Can you transcribe every record below exactly as it appears?

::::

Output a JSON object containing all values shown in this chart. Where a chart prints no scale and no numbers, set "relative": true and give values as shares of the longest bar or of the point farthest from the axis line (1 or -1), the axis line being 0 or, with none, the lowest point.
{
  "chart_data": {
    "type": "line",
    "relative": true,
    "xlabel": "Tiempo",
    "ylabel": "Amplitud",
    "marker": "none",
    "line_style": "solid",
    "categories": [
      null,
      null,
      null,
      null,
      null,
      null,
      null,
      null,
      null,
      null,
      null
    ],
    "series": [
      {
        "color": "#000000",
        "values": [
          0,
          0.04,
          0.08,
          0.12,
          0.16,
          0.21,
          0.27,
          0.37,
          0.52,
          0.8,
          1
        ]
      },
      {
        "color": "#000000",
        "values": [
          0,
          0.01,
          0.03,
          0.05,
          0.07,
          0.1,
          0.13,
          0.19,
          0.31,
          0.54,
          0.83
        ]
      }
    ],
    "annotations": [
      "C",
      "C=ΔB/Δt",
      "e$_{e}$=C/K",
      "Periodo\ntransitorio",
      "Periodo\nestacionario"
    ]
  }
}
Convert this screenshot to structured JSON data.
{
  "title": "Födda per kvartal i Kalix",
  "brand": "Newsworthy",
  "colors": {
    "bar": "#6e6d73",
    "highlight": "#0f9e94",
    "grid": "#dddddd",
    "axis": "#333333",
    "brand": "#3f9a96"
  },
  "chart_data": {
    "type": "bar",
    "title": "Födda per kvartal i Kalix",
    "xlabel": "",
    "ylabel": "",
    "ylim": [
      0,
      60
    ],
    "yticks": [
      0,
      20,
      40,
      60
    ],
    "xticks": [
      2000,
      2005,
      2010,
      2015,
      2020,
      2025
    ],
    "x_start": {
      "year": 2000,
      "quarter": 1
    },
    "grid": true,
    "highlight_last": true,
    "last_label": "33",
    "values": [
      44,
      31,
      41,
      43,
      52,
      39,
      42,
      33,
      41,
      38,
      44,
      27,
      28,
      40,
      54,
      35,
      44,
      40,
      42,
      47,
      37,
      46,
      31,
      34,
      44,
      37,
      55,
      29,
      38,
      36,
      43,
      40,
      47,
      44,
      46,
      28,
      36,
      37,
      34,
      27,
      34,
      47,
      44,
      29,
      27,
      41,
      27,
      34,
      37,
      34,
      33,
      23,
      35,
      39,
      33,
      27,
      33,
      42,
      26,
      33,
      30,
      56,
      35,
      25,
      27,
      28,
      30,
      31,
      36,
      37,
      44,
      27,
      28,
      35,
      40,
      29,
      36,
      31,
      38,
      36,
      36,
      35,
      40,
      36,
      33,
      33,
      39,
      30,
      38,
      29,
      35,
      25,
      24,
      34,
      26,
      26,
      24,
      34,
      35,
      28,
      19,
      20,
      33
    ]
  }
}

::::

▶ Expected answer:
Output a JSON object containing all values shown in this chart. Where a chart prints no scale and no numbers, set "relative": true and give values as shares of the longest bar or of the point farthest from the axis line (1 or -1), the axis line being 0 or, with none, the lowest point.
{
  "chart_data": {
    "type": "line",
    "relative": true,
    "xlabel": "Tiempo",
    "ylabel": "Amplitud",
    "marker": "none",
    "line_style": "solid",
    "categories": [
      null,
      null,
      null,
      null,
      null,
      null,
      null,
      null,
      null,
      null,
      null
    ],
    "series": [
      {
        "color": "#000000",
        "values": [
          0,
          0.04,
          0.08,
          0.12,
          0.16,
          0.21,
          0.27,
          0.37,
          0.52,
          0.8,
          1
        ]
      },
      {
        "color": "#000000",
        "values": [
          0,
          0.01,
          0.03,
          0.05,
          0.07,
          0.1,
          0.13,
          0.19,
          0.31,
          0.54,
          0.83
        ]
      }
    ],
    "annotations": [
      "C",
      "C=ΔB/Δt",
      "e$_{e}$=C/K",
      "Periodo\ntransitorio",
      "Periodo\nestacionario"
    ]
  }
}
Convert this screenshot to structured JSON data.
{
  "title": "Födda per kvartal i Kalix",
  "brand": "Newsworthy",
  "colors": {
    "bar": "#6e6d73",
    "highlight": "#0f9e94",
    "grid": "#dddddd",
    "axis": "#333333",
    "brand": "#3f9a96"
  },
  "chart_data": {
    "type": "bar",
    "title": "Födda per kvartal i Kalix",
    "xlabel": "",
    "ylabel": "",
    "ylim": [
      0,
      60
    ],
    "yticks": [
      0,
      20,
      40,
      60
    ],
    "xticks": [
      2000,
      2005,
      2010,
      2015,
      2020,
      2025
    ],
    "x_start": {
      "year": 2000,
      "quarter": 1
    },
    "grid": true,
    "highlight_last": true,
    "last_label": "33",
    "values": [
      44,
      31,
      41,
      43,
      52,
      39,
      42,
      33,
      41,
      38,
      44,
      27,
      28,
      40,
      54,
      35,
      44,
      40,
      42,
      47,
      37,
      46,
      31,
      34,
      44,
      37,
      55,
      29,
      38,
      36,
      43,
      40,
      47,
      44,
      46,
      28,
      36,
      37,
      34,
      27,
      34,
      47,
      44,
      29,
      27,
      41,
      27,
      34,
      37,
      34,
      33,
      23,
      35,
      39,
      33,
      27,
      33,
      42,
      26,
      33,
      30,
      56,
      35,
      25,
      27,
      28,
      30,
      31,
      36,
      37,
      44,
      27,
      28,
      35,
      40,
      29,
      36,
      31,
      38,
      36,
      36,
      35,
      40,
      36,
      33,
      33,
      39,
      30,
      38,
      29,
      35,
      25,
      24,
      34,
      26,
      26,
      24,
      34,
      35,
      28,
      19,
      20,
      33
    ]
  }
}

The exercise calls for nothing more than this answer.